• **Provided data**
* * *

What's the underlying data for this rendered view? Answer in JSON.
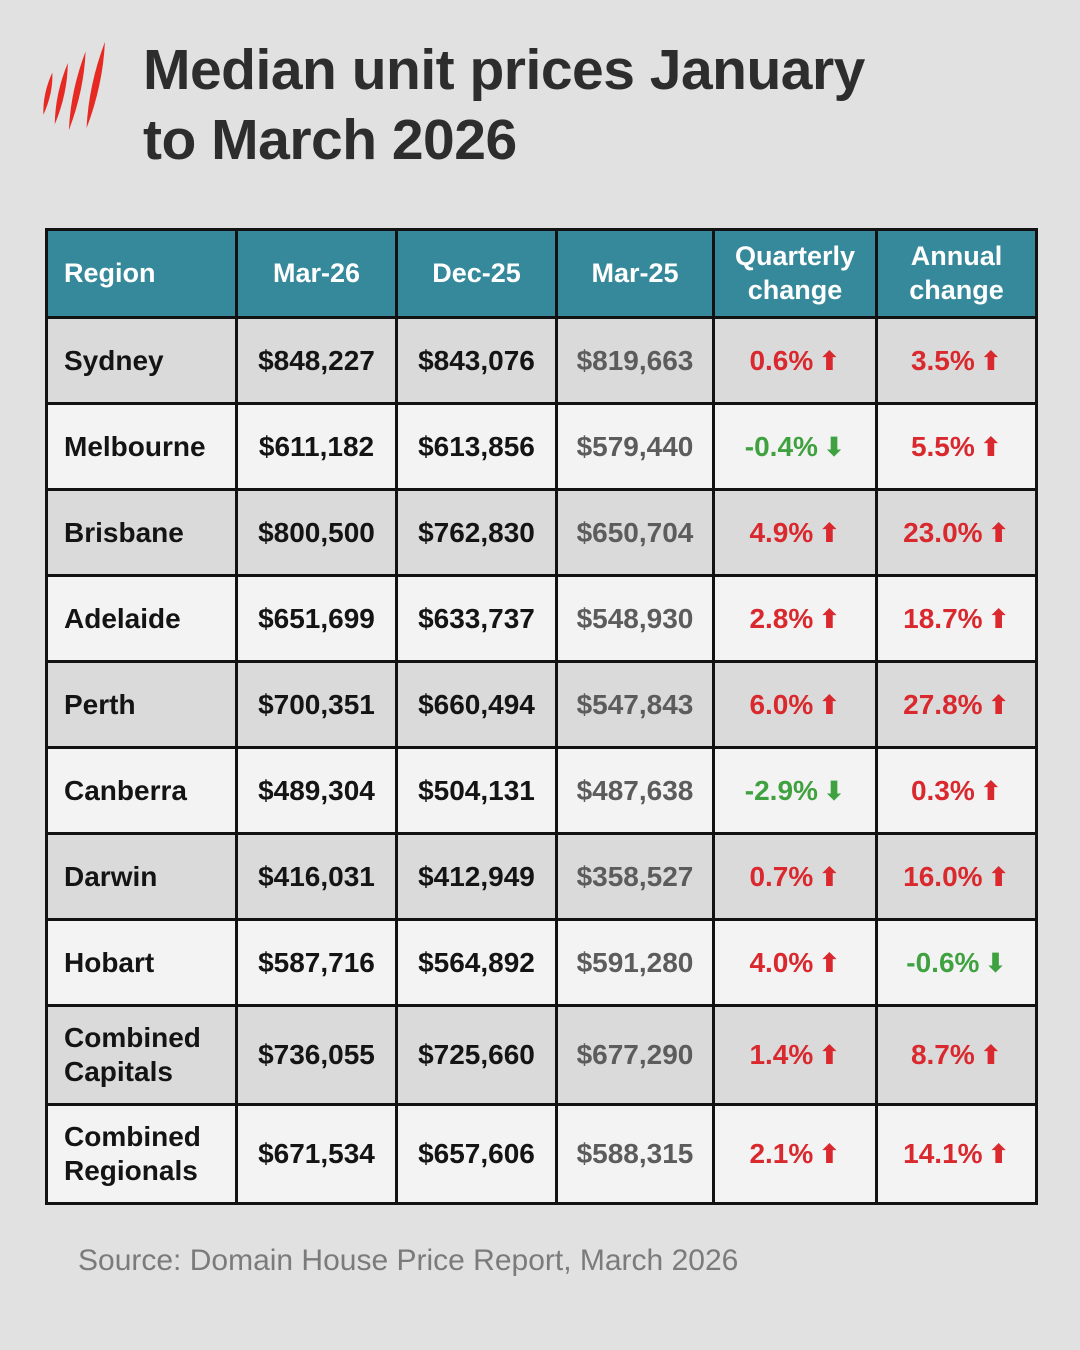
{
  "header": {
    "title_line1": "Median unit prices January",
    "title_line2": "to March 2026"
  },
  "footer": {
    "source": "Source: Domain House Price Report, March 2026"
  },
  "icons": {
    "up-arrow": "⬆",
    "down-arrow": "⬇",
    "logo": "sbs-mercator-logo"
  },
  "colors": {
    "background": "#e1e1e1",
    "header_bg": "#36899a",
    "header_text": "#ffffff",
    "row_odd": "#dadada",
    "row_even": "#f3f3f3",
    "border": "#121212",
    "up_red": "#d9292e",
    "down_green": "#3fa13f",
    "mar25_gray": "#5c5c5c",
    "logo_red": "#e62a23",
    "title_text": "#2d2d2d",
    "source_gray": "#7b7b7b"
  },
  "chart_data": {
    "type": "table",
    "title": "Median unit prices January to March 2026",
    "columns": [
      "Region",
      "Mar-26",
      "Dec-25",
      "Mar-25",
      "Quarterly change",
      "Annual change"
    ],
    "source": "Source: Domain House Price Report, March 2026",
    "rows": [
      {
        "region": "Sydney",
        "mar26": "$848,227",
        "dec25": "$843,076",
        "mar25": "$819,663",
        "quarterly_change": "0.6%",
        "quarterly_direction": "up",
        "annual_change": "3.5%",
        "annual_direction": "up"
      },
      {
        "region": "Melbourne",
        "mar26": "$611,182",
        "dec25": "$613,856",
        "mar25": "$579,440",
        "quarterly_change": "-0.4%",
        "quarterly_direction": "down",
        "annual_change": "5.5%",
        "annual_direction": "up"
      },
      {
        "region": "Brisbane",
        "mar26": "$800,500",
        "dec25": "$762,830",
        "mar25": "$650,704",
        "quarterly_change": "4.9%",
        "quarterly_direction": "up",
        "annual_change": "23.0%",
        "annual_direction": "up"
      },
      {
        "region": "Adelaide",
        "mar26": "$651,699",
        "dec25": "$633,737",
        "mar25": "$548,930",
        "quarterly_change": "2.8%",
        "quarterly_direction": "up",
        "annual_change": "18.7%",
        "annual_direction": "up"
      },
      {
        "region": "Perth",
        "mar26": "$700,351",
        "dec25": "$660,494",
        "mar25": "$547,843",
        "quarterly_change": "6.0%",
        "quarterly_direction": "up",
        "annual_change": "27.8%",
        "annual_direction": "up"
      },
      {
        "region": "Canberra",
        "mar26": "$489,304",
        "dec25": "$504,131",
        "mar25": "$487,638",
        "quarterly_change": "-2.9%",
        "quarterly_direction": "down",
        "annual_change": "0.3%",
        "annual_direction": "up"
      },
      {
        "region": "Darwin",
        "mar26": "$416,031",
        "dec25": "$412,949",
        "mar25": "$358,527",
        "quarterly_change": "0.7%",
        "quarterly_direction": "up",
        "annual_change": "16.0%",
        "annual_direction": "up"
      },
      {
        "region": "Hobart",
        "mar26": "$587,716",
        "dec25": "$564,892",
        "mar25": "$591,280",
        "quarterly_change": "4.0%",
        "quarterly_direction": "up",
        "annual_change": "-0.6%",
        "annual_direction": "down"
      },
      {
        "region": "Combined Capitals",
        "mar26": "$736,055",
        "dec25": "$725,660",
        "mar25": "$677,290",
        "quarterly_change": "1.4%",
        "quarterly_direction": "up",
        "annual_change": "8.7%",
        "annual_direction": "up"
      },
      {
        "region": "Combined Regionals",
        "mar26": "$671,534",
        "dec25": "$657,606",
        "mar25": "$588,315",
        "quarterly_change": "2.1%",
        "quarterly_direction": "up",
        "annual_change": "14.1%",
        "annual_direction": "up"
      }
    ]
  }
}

* * *

Set the pictures aside and transcribe the data above exactly.

What's the underlying data for this rendered view? Answer in JSON.
{
  "header": {
    "title_line1": "Median unit prices January",
    "title_line2": "to March 2026"
  },
  "footer": {
    "source": "Source: Domain House Price Report, March 2026"
  },
  "icons": {
    "up-arrow": "⬆",
    "down-arrow": "⬇",
    "logo": "sbs-mercator-logo"
  },
  "colors": {
    "background": "#e1e1e1",
    "header_bg": "#36899a",
    "header_text": "#ffffff",
    "row_odd": "#dadada",
    "row_even": "#f3f3f3",
    "border": "#121212",
    "up_red": "#d9292e",
    "down_green": "#3fa13f",
    "mar25_gray": "#5c5c5c",
    "logo_red": "#e62a23",
    "title_text": "#2d2d2d",
    "source_gray": "#7b7b7b"
  },
  "chart_data": {
    "type": "table",
    "title": "Median unit prices January to March 2026",
    "columns": [
      "Region",
      "Mar-26",
      "Dec-25",
      "Mar-25",
      "Quarterly change",
      "Annual change"
    ],
    "source": "Source: Domain House Price Report, March 2026",
    "rows": [
      {
        "region": "Sydney",
        "mar26": "$848,227",
        "dec25": "$843,076",
        "mar25": "$819,663",
        "quarterly_change": "0.6%",
        "quarterly_direction": "up",
        "annual_change": "3.5%",
        "annual_direction": "up"
      },
      {
        "region": "Melbourne",
        "mar26": "$611,182",
        "dec25": "$613,856",
        "mar25": "$579,440",
        "quarterly_change": "-0.4%",
        "quarterly_direction": "down",
        "annual_change": "5.5%",
        "annual_direction": "up"
      },
      {
        "region": "Brisbane",
        "mar26": "$800,500",
        "dec25": "$762,830",
        "mar25": "$650,704",
        "quarterly_change": "4.9%",
        "quarterly_direction": "up",
        "annual_change": "23.0%",
        "annual_direction": "up"
      },
      {
        "region": "Adelaide",
        "mar26": "$651,699",
        "dec25": "$633,737",
        "mar25": "$548,930",
        "quarterly_change": "2.8%",
        "quarterly_direction": "up",
        "annual_change": "18.7%",
        "annual_direction": "up"
      },
      {
        "region": "Perth",
        "mar26": "$700,351",
        "dec25": "$660,494",
        "mar25": "$547,843",
        "quarterly_change": "6.0%",
        "quarterly_direction": "up",
        "annual_change": "27.8%",
        "annual_direction": "up"
      },
      {
        "region": "Canberra",
        "mar26": "$489,304",
        "dec25": "$504,131",
        "mar25": "$487,638",
        "quarterly_change": "-2.9%",
        "quarterly_direction": "down",
        "annual_change": "0.3%",
        "annual_direction": "up"
      },
      {
        "region": "Darwin",
        "mar26": "$416,031",
        "dec25": "$412,949",
        "mar25": "$358,527",
        "quarterly_change": "0.7%",
        "quarterly_direction": "up",
        "annual_change": "16.0%",
        "annual_direction": "up"
      },
      {
        "region": "Hobart",
        "mar26": "$587,716",
        "dec25": "$564,892",
        "mar25": "$591,280",
        "quarterly_change": "4.0%",
        "quarterly_direction": "up",
        "annual_change": "-0.6%",
        "annual_direction": "down"
      },
      {
        "region": "Combined Capitals",
        "mar26": "$736,055",
        "dec25": "$725,660",
        "mar25": "$677,290",
        "quarterly_change": "1.4%",
        "quarterly_direction": "up",
        "annual_change": "8.7%",
        "annual_direction": "up"
      },
      {
        "region": "Combined Regionals",
        "mar26": "$671,534",
        "dec25": "$657,606",
        "mar25": "$588,315",
        "quarterly_change": "2.1%",
        "quarterly_direction": "up",
        "annual_change": "14.1%",
        "annual_direction": "up"
      }
    ]
  }
}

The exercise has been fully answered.